§ **Passage to read**:
>> begin

# `Resiliency.BackoffRetry`
[🔗](https://github.com/yoavgeva/resiliency/blob/v0.6.0/lib/resiliency/backoff_retry.ex#L1)

Functional retry with backoff for Elixir.

`Resiliency.BackoffRetry` provides a simple `retry/2` function that executes a function
and retries on failure using composable, stream-based backoff strategies.
Zero macros, zero processes, injectable sleep for fast tests.

## When to use

  * Calling an external HTTP API that occasionally returns transient 5xx errors
    or connection timeouts — retry with exponential backoff to give the service
    time to recover.
  * Writing to a database that may temporarily reject connections under load —
    retry with a time budget so the caller does not block indefinitely.
  * Consuming messages from a queue where processing occasionally fails due to
    upstream flakiness — retry a bounded number of times before dead-lettering.

>> end

§ **Written tasks**:
1: Reproduce the passage of the BackoffRetry documentation above, starting at "Zero macros, zero" and ending at "times before dead-lettering.".
2: According to the BackoffRetry documentation, what kind of backoff strategies does the `retry/2` function use when it retries on failure?
3: Continue the BackoffRetry documentation above from the point where it stops.

§ **Supplied records**:
>> begin

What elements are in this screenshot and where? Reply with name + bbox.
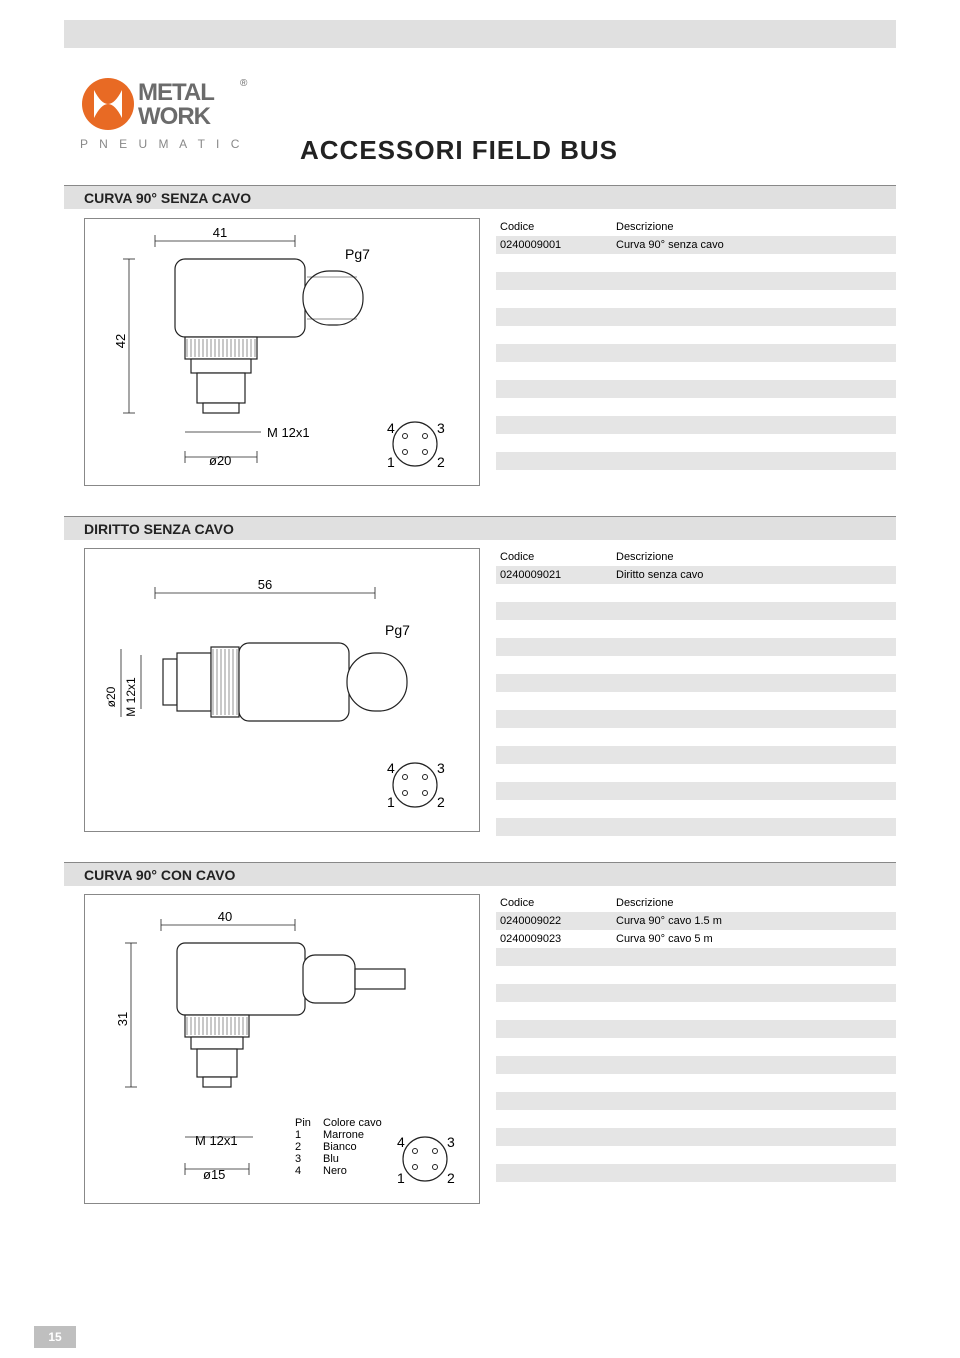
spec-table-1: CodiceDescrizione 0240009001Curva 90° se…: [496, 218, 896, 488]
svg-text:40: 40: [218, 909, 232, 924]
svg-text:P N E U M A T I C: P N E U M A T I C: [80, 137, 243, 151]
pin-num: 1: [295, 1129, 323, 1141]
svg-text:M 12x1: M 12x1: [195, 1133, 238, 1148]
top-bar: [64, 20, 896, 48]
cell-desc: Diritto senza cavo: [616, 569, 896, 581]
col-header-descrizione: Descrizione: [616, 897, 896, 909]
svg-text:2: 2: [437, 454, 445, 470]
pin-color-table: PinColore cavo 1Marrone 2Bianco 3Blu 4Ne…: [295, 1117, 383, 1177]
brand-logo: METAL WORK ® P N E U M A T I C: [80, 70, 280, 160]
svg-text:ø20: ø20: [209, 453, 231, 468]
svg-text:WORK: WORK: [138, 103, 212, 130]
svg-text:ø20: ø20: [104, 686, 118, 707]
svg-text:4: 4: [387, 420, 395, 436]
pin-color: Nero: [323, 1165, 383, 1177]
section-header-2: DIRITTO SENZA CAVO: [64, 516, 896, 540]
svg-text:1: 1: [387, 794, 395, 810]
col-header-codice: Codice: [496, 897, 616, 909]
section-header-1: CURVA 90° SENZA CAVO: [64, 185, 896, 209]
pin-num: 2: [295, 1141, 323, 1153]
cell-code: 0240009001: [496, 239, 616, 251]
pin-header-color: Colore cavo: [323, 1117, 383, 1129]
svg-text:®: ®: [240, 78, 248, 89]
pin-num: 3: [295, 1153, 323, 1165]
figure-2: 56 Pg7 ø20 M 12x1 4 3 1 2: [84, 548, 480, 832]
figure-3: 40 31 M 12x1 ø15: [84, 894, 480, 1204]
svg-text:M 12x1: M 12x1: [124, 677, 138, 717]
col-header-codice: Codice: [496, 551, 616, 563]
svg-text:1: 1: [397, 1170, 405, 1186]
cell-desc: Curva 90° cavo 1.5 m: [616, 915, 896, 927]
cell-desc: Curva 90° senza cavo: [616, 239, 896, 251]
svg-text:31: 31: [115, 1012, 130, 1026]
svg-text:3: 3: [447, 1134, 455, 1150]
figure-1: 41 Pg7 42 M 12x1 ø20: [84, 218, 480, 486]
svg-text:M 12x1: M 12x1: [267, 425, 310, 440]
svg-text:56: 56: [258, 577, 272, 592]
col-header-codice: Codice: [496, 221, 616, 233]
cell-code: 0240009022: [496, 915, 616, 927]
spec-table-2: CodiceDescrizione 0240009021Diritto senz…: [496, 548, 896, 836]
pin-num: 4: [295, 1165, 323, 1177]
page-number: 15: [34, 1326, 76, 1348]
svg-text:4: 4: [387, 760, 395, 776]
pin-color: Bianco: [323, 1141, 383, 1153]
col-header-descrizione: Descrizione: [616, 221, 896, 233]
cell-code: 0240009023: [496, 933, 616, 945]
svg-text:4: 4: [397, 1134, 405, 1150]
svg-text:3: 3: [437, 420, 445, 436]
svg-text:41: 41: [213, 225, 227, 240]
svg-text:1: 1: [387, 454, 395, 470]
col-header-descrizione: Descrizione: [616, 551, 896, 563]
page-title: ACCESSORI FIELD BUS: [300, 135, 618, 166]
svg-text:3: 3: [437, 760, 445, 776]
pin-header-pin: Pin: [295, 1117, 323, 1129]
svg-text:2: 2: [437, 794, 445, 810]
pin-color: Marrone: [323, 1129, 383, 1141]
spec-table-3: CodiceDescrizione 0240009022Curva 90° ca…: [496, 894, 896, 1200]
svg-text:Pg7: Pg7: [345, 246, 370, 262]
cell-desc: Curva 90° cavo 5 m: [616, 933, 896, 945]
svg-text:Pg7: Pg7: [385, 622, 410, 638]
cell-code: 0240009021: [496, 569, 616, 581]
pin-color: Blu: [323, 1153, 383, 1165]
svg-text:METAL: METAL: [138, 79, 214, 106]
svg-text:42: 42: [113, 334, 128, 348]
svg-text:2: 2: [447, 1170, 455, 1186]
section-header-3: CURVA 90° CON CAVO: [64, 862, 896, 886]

>> end
>> begin

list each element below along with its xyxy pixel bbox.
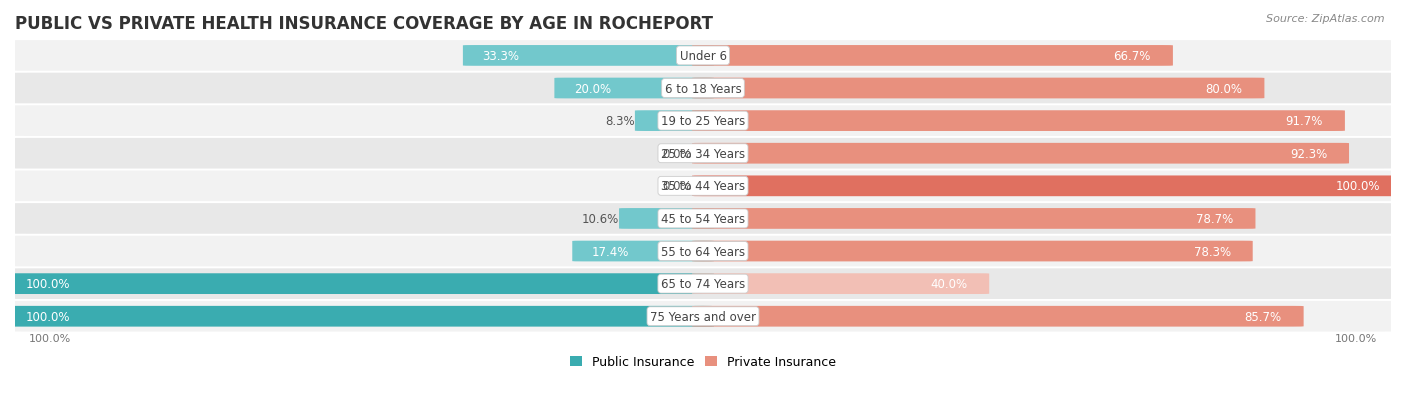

>> end

§ **Answers for this exercise**:
1:
Zero macros, zero processes, injectable sleep for fast tests.

## When to use

  * Calling an external HTTP API that occasionally returns transient 5xx errors
    or connection timeouts — retry with exponential backoff to give the service
    time to recover.
  * Writing to a database that may temporarily reject connections under load —
    retry with a time budget so the caller does not block indefinitely.
  * Consuming messages from a queue where processing occasionally fails due to
    upstream flakiness — retry a bounded number of times before dead-lettering.

2: Composable, stream-based backoff strategies.

3:
  * Performing DNS lookups or certificate refreshes at startup where a brief
    network blip should not crash the application.

## How it works

`retry/2` executes the given zero-arity function and inspects its return value.
Any `{:ok, _}` or bare value is treated as success and returned immediately.
Any `{:error, _}`, raised exception, caught exit, or caught throw is treated as
failure. On failure the optional `:retry_if` predicate is consulted — if it
returns `false`, the error is returned at once.

When a retry is warranted, the next delay is pulled from a pre-built list of
delay values. That list is produced by taking `max_attempts - 1` elements from
an infinite `Stream` generated by `Resiliency.BackoffRetry.Backoff` (exponential,
linear, or constant), each capped at `:max_delay`. Before sleeping, the
optional `:on_retry` callback fires, then the configured `:sleep_fn` is called
with the delay in milliseconds.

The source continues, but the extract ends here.